Type out the material below exactly.

Data entries =
________________

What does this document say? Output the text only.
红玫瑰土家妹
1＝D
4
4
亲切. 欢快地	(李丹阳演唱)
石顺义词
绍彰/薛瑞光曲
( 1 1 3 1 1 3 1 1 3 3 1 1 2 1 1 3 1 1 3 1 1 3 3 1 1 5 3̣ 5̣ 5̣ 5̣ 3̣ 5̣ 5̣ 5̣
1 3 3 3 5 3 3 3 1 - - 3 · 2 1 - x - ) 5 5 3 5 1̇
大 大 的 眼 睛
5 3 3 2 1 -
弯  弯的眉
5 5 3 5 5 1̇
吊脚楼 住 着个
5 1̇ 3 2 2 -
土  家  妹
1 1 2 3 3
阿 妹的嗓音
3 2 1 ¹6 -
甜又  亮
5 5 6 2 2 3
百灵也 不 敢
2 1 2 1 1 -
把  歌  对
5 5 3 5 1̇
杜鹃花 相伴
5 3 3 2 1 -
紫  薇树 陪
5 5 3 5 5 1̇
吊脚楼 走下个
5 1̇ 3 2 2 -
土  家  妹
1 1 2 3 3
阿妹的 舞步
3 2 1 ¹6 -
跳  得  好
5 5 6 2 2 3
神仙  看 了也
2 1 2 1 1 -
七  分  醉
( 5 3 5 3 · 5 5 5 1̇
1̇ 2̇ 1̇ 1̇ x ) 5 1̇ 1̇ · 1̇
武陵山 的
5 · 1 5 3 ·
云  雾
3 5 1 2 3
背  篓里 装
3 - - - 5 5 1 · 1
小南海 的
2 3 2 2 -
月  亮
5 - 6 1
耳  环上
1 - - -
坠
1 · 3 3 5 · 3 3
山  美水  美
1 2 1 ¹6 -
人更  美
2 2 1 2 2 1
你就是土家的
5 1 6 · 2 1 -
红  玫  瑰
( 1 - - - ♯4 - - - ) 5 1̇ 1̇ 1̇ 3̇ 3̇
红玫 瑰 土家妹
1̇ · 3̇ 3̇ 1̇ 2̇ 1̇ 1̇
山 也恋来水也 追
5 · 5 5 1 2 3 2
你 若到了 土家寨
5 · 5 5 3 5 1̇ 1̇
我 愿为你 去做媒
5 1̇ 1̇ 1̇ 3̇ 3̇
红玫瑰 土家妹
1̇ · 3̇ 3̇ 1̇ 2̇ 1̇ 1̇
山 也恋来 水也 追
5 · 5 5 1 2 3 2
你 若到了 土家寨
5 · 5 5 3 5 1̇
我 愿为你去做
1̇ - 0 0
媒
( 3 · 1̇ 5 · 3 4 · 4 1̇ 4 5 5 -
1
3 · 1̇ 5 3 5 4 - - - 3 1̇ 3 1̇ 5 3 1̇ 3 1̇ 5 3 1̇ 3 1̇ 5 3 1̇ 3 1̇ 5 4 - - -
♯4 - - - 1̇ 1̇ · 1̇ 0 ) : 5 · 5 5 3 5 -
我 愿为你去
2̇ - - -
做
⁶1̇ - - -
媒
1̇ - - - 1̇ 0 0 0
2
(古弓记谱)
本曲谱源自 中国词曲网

________________

Solution =
What does this document say? Output the text only.
红玫瑰土家妹
1＝D
4
4
亲切. 欢快地	(李丹阳演唱)
石顺义词
绍彰/薛瑞光曲
( 1 1 3 1 1 3 1 1 3 3 1 1 2 1 1 3 1 1 3 1 1 3 3 1 1 5 3̣ 5̣ 5̣ 5̣ 3̣ 5̣ 5̣ 5̣
1 3 3 3 5 3 3 3 1 - - 3 · 2 1 - x - ) 5 5 3 5 1̇
大 大 的 眼 睛
5 3 3 2 1 -
弯  弯的眉
5 5 3 5 5 1̇
吊脚楼 住 着个
5 1̇ 3 2 2 -
土  家  妹
1 1 2 3 3
阿 妹的嗓音
3 2 1 ¹6 -
甜又  亮
5 5 6 2 2 3
百灵也 不 敢
2 1 2 1 1 -
把  歌  对
5 5 3 5 1̇
杜鹃花 相伴
5 3 3 2 1 -
紫  薇树 陪
5 5 3 5 5 1̇
吊脚楼 走下个
5 1̇ 3 2 2 -
土  家  妹
1 1 2 3 3
阿妹的 舞步
3 2 1 ¹6 -
跳  得  好
5 5 6 2 2 3
神仙  看 了也
2 1 2 1 1 -
七  分  醉
( 5 3 5 3 · 5 5 5 1̇
1̇ 2̇ 1̇ 1̇ x ) 5 1̇ 1̇ · 1̇
武陵山 的
5 · 1 5 3 ·
云  雾
3 5 1 2 3
背  篓里 装
3 - - - 5 5 1 · 1
小南海 的
2 3 2 2 -
月  亮
5 - 6 1
耳  环上
1 - - -
坠
1 · 3 3 5 · 3 3
山  美水  美
1 2 1 ¹6 -
人更  美
2 2 1 2 2 1
你就是土家的
5 1 6 · 2 1 -
红  玫  瑰
( 1 - - - ♯4 - - - ) 5 1̇ 1̇ 1̇ 3̇ 3̇
红玫 瑰 土家妹
1̇ · 3̇ 3̇ 1̇ 2̇ 1̇ 1̇
山 也恋来水也 追
5 · 5 5 1 2 3 2
你 若到了 土家寨
5 · 5 5 3 5 1̇ 1̇
我 愿为你 去做媒
5 1̇ 1̇ 1̇ 3̇ 3̇
红玫瑰 土家妹
1̇ · 3̇ 3̇ 1̇ 2̇ 1̇ 1̇
山 也恋来 水也 追
5 · 5 5 1 2 3 2
你 若到了 土家寨
5 · 5 5 3 5 1̇
我 愿为你去做
1̇ - 0 0
媒
( 3 · 1̇ 5 · 3 4 · 4 1̇ 4 5 5 -
1
3 · 1̇ 5 3 5 4 - - - 3 1̇ 3 1̇ 5 3 1̇ 3 1̇ 5 3 1̇ 3 1̇ 5 3 1̇ 3 1̇ 5 4 - - -
♯4 - - - 1̇ 1̇ · 1̇ 0 ) : 5 · 5 5 3 5 -
我 愿为你去
2̇ - - -
做
⁶1̇ - - -
媒
1̇ - - - 1̇ 0 0 0
2
(古弓记谱)
本曲谱源自 中国词曲网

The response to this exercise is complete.